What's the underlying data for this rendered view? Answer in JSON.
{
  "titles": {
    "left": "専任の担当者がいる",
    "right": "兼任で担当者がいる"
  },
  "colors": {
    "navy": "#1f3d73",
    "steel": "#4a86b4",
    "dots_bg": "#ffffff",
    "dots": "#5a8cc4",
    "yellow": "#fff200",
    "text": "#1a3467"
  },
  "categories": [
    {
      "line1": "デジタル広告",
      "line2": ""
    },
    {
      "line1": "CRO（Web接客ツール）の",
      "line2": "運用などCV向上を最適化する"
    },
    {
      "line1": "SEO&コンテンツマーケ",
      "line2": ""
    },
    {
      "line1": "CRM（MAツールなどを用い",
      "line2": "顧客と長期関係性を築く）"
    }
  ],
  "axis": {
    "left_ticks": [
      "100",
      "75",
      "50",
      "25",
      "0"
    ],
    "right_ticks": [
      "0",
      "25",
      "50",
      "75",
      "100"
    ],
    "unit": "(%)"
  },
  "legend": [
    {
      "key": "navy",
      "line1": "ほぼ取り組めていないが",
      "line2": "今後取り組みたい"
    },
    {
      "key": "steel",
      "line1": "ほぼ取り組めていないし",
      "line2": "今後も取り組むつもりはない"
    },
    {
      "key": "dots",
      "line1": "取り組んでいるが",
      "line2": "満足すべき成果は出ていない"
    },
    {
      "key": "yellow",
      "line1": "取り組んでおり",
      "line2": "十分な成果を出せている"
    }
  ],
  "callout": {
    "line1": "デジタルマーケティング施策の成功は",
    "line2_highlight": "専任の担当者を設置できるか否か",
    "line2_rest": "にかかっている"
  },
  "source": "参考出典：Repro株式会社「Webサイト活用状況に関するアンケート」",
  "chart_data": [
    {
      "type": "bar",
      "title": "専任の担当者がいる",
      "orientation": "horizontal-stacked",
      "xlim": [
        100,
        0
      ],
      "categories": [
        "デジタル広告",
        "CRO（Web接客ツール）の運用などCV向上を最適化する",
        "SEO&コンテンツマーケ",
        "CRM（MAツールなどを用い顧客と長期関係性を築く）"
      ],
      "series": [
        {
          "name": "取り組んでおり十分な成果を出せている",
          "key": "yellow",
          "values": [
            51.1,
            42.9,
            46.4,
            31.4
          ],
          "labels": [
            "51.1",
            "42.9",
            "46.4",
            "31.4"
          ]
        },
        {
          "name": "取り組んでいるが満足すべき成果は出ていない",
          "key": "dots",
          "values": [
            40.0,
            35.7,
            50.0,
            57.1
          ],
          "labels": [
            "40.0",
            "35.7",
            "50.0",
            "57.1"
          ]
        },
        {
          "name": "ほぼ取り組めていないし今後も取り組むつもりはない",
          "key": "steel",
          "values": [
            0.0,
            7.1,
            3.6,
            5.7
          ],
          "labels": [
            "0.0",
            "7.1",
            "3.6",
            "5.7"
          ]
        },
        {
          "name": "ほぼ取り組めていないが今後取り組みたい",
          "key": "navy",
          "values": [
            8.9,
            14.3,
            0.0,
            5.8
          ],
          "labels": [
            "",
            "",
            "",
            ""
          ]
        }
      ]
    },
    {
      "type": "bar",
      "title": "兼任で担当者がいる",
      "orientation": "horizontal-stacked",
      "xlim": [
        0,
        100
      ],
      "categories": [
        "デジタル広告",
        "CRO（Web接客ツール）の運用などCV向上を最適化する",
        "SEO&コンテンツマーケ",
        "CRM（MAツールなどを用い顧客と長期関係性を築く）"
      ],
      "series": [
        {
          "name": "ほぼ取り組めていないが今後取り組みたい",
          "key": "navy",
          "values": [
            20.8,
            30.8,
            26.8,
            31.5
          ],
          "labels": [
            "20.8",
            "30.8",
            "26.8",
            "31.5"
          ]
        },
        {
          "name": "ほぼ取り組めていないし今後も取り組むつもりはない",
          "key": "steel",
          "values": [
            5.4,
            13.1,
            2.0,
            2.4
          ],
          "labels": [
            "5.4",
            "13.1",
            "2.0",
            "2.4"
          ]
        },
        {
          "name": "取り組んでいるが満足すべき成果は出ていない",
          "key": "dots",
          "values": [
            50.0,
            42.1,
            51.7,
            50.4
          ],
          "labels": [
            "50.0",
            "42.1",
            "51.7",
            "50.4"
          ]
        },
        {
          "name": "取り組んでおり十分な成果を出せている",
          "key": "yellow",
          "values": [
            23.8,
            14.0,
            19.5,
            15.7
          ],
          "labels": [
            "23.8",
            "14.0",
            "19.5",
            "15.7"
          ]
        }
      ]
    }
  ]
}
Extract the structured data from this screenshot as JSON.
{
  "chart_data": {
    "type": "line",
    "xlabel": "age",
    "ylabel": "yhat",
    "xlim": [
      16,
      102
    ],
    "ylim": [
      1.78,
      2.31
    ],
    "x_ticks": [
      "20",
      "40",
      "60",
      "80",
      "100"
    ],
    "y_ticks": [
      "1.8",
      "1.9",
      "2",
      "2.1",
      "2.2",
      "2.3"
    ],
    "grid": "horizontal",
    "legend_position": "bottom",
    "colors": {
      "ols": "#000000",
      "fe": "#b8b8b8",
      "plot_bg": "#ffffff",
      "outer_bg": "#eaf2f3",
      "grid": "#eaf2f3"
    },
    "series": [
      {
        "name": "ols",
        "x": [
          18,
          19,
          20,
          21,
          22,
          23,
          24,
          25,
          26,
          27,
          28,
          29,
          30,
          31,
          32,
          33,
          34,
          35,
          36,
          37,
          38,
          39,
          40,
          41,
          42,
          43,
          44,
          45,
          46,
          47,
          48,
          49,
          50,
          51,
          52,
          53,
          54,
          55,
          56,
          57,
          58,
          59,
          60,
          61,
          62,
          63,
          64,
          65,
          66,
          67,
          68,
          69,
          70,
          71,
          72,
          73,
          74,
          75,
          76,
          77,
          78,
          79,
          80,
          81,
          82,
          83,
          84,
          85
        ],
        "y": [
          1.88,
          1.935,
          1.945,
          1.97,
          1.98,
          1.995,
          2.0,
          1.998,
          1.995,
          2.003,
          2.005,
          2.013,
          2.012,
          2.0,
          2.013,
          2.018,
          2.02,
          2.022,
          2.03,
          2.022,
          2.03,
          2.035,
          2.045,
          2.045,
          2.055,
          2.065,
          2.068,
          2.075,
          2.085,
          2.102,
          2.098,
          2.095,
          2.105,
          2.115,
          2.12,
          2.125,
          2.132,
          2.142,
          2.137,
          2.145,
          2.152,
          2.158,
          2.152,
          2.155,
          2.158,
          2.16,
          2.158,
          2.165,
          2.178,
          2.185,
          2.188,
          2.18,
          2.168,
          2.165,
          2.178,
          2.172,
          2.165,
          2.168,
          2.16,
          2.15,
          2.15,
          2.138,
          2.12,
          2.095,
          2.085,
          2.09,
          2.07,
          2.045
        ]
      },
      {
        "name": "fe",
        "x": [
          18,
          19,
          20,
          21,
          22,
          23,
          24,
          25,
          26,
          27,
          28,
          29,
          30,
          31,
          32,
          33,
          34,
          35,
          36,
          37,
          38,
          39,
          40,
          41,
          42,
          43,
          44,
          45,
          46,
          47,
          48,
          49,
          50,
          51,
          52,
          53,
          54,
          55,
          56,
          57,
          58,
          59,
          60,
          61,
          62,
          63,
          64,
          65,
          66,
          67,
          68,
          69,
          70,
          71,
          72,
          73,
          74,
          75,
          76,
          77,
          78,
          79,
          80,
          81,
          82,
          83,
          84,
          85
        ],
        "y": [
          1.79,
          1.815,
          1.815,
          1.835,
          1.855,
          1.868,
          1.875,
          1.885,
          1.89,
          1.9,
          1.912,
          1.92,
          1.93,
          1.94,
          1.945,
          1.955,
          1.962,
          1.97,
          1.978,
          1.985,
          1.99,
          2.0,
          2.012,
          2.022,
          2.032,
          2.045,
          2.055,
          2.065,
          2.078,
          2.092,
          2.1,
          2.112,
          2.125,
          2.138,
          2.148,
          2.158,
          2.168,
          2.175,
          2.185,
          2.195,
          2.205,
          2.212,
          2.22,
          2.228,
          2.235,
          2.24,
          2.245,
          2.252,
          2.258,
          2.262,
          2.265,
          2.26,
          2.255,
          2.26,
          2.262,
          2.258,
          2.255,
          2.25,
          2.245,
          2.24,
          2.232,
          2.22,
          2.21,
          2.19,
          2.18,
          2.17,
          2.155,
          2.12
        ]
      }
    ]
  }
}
────────
> AIM OF THE TASK: Scan the lines for the string "this". Copy out each line that matches.

> TASK ANSWER:
What's the underlying data for this rendered view? Answer in JSON.
Extract the structured data from this screenshot as JSON.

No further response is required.